** begin Stored records **
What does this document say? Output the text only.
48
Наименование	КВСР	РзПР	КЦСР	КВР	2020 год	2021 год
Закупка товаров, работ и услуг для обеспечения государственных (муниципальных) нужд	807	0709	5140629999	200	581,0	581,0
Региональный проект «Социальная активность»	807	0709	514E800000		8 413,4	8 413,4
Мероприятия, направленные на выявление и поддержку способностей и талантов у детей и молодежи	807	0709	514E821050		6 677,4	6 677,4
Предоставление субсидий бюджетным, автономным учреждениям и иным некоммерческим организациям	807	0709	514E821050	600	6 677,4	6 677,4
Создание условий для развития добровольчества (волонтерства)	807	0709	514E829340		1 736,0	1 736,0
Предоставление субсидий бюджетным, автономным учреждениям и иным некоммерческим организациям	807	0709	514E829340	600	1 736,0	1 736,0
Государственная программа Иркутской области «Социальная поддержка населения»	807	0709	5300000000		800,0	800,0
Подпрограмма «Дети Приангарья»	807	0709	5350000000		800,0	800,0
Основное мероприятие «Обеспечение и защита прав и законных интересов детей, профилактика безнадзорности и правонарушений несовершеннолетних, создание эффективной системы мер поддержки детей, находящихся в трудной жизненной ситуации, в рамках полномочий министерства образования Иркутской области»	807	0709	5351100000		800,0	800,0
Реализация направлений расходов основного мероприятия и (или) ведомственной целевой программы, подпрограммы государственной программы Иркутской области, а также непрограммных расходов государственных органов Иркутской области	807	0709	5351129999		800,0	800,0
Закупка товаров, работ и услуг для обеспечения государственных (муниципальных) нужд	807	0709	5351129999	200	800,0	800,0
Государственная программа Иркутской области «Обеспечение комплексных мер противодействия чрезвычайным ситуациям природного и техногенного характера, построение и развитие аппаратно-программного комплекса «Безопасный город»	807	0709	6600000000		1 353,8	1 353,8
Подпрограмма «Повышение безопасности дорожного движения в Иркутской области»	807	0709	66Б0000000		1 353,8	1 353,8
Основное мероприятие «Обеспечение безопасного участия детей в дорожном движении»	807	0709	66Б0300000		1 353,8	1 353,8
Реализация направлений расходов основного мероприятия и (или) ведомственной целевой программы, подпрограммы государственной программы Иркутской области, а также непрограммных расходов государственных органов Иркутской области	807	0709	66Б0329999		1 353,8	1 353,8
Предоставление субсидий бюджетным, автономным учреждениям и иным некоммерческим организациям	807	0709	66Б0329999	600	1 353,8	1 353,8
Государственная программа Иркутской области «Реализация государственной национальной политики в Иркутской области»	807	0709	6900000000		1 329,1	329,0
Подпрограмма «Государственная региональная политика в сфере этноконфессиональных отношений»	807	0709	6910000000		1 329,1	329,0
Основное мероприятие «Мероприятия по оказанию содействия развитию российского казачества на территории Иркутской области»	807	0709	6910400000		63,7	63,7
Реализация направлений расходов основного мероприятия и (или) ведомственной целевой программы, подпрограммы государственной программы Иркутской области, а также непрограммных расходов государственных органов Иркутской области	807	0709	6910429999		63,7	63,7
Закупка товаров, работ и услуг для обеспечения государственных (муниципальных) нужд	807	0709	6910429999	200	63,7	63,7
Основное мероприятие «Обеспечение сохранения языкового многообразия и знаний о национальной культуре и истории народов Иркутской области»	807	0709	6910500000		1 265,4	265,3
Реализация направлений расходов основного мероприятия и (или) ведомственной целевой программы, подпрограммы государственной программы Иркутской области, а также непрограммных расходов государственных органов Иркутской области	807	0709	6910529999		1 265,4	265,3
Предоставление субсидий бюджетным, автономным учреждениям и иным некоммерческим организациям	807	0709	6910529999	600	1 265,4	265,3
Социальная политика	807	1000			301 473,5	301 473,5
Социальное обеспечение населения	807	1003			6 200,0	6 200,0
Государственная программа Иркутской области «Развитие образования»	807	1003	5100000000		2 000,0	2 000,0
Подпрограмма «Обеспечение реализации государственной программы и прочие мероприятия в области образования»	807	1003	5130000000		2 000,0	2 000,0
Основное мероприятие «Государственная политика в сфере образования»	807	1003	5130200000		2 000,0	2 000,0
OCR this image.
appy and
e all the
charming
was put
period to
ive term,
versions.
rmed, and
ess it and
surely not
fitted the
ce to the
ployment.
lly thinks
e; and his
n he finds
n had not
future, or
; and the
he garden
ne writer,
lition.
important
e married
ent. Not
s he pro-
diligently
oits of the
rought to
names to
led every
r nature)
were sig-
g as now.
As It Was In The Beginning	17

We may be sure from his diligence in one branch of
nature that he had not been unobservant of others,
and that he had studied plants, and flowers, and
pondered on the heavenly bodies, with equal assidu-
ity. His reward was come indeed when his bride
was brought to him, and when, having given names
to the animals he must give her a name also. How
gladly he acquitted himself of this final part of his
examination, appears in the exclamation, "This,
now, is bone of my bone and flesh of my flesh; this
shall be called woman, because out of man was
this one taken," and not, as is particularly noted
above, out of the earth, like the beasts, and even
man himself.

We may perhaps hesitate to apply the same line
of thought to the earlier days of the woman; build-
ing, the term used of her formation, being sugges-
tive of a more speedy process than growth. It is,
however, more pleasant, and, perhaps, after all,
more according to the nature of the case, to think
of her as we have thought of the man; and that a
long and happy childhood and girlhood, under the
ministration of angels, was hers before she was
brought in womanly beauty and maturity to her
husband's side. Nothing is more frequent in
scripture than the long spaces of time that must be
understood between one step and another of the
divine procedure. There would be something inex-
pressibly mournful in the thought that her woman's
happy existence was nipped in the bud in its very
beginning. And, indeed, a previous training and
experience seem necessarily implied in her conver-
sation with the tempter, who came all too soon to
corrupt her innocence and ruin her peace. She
** end Stored records **
> Problem statement: From the records above, extract everything verbatim.

> Answer for this exercise:
What does this document say? Output the text only.
48
Наименование	КВСР	РзПР	КЦСР	КВР	2020 год	2021 год
Закупка товаров, работ и услуг для обеспечения государственных (муниципальных) нужд	807	0709	5140629999	200	581,0	581,0
Региональный проект «Социальная активность»	807	0709	514E800000		8 413,4	8 413,4
Мероприятия, направленные на выявление и поддержку способностей и талантов у детей и молодежи	807	0709	514E821050		6 677,4	6 677,4
Предоставление субсидий бюджетным, автономным учреждениям и иным некоммерческим организациям	807	0709	514E821050	600	6 677,4	6 677,4
Создание условий для развития добровольчества (волонтерства)	807	0709	514E829340		1 736,0	1 736,0
Предоставление субсидий бюджетным, автономным учреждениям и иным некоммерческим организациям	807	0709	514E829340	600	1 736,0	1 736,0
Государственная программа Иркутской области «Социальная поддержка населения»	807	0709	5300000000		800,0	800,0
Подпрограмма «Дети Приангарья»	807	0709	5350000000		800,0	800,0
Основное мероприятие «Обеспечение и защита прав и законных интересов детей, профилактика безнадзорности и правонарушений несовершеннолетних, создание эффективной системы мер поддержки детей, находящихся в трудной жизненной ситуации, в рамках полномочий министерства образования Иркутской области»	807	0709	5351100000		800,0	800,0
Реализация направлений расходов основного мероприятия и (или) ведомственной целевой программы, подпрограммы государственной программы Иркутской области, а также непрограммных расходов государственных органов Иркутской области	807	0709	5351129999		800,0	800,0
Закупка товаров, работ и услуг для обеспечения государственных (муниципальных) нужд	807	0709	5351129999	200	800,0	800,0
Государственная программа Иркутской области «Обеспечение комплексных мер противодействия чрезвычайным ситуациям природного и техногенного характера, построение и развитие аппаратно-программного комплекса «Безопасный город»	807	0709	6600000000		1 353,8	1 353,8
Подпрограмма «Повышение безопасности дорожного движения в Иркутской области»	807	0709	66Б0000000		1 353,8	1 353,8
Основное мероприятие «Обеспечение безопасного участия детей в дорожном движении»	807	0709	66Б0300000		1 353,8	1 353,8
Реализация направлений расходов основного мероприятия и (или) ведомственной целевой программы, подпрограммы государственной программы Иркутской области, а также непрограммных расходов государственных органов Иркутской области	807	0709	66Б0329999		1 353,8	1 353,8
Предоставление субсидий бюджетным, автономным учреждениям и иным некоммерческим организациям	807	0709	66Б0329999	600	1 353,8	1 353,8
Государственная программа Иркутской области «Реализация государственной национальной политики в Иркутской области»	807	0709	6900000000		1 329,1	329,0
Подпрограмма «Государственная региональная политика в сфере этноконфессиональных отношений»	807	0709	6910000000		1 329,1	329,0
Основное мероприятие «Мероприятия по оказанию содействия развитию российского казачества на территории Иркутской области»	807	0709	6910400000		63,7	63,7
Реализация направлений расходов основного мероприятия и (или) ведомственной целевой программы, подпрограммы государственной программы Иркутской области, а также непрограммных расходов государственных органов Иркутской области	807	0709	6910429999		63,7	63,7
Закупка товаров, работ и услуг для обеспечения государственных (муниципальных) нужд	807	0709	6910429999	200	63,7	63,7
Основное мероприятие «Обеспечение сохранения языкового многообразия и знаний о национальной культуре и истории народов Иркутской области»	807	0709	6910500000		1 265,4	265,3
Реализация направлений расходов основного мероприятия и (или) ведомственной целевой программы, подпрограммы государственной программы Иркутской области, а также непрограммных расходов государственных органов Иркутской области	807	0709	6910529999		1 265,4	265,3
Предоставление субсидий бюджетным, автономным учреждениям и иным некоммерческим организациям	807	0709	6910529999	600	1 265,4	265,3
Социальная политика	807	1000			301 473,5	301 473,5
Социальное обеспечение населения	807	1003			6 200,0	6 200,0
Государственная программа Иркутской области «Развитие образования»	807	1003	5100000000		2 000,0	2 000,0
Подпрограмма «Обеспечение реализации государственной программы и прочие мероприятия в области образования»	807	1003	5130000000		2 000,0	2 000,0
Основное мероприятие «Государственная политика в сфере образования»	807	1003	5130200000		2 000,0	2 000,0
OCR this image.
appy and
e all the
charming
was put
period to
ive term,
versions.
rmed, and
ess it and
surely not
fitted the
ce to the
ployment.
lly thinks
e; and his
n he finds
n had not
future, or
; and the
he garden
ne writer,
lition.
important
e married
ent. Not
s he pro-
diligently
oits of the
rought to
names to
led every
r nature)
were sig-
g as now.
As It Was In The Beginning	17

We may be sure from his diligence in one branch of
nature that he had not been unobservant of others,
and that he had studied plants, and flowers, and
pondered on the heavenly bodies, with equal assidu-
ity. His reward was come indeed when his bride
was brought to him, and when, having given names
to the animals he must give her a name also. How
gladly he acquitted himself of this final part of his
examination, appears in the exclamation, "This,
now, is bone of my bone and flesh of my flesh; this
shall be called woman, because out of man was
this one taken," and not, as is particularly noted
above, out of the earth, like the beasts, and even
man himself.

We may perhaps hesitate to apply the same line
of thought to the earlier days of the woman; build-
ing, the term used of her formation, being sugges-
tive of a more speedy process than growth. It is,
however, more pleasant, and, perhaps, after all,
more according to the nature of the case, to think
of her as we have thought of the man; and that a
long and happy childhood and girlhood, under the
ministration of angels, was hers before she was
brought in womanly beauty and maturity to her
husband's side. Nothing is more frequent in
scripture than the long spaces of time that must be
understood between one step and another of the
divine procedure. There would be something inex-
pressibly mournful in the thought that her woman's
happy existence was nipped in the bud in its very
beginning. And, indeed, a previous training and
experience seem necessarily implied in her conver-
sation with the tempter, who came all too soon to
corrupt her innocence and ruin her peace. She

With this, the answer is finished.